— start GIVEN RECORDS —

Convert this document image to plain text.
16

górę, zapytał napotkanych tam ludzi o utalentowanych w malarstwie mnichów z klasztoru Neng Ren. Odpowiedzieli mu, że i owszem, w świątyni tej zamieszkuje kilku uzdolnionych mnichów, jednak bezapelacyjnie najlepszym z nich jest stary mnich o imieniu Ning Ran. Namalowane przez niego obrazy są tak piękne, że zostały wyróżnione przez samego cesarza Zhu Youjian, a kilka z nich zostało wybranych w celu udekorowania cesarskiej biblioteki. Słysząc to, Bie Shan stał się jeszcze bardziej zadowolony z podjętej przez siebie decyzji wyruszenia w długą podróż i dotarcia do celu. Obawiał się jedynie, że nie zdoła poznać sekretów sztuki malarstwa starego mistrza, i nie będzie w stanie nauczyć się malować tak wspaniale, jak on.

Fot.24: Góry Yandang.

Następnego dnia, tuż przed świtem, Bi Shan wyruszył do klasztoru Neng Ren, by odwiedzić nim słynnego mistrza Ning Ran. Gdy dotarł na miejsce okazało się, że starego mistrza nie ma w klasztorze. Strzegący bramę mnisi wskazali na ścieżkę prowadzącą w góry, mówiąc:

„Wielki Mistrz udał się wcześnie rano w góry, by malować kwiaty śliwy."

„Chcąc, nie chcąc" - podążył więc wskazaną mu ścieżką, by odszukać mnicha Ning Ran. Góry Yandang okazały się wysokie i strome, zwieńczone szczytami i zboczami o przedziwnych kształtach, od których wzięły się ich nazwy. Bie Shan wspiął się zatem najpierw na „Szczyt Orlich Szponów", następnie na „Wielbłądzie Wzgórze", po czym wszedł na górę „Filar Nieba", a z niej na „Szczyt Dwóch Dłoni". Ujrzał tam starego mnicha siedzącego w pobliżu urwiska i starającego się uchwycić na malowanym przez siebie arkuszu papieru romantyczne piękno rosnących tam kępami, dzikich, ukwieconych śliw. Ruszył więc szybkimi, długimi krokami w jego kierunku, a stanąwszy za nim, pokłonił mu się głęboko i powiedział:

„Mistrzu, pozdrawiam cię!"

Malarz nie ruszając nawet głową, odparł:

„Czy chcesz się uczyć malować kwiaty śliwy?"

— end GIVEN RECORDS —

TASK BRIEF = From the data, pick out every line that includes "kwiaty".

TASK RESULT =
„Wielki Mistrz udał się wcześnie rano w góry, by malować kwiaty śliwy."
„Czy chcesz się uczyć malować kwiaty śliwy?"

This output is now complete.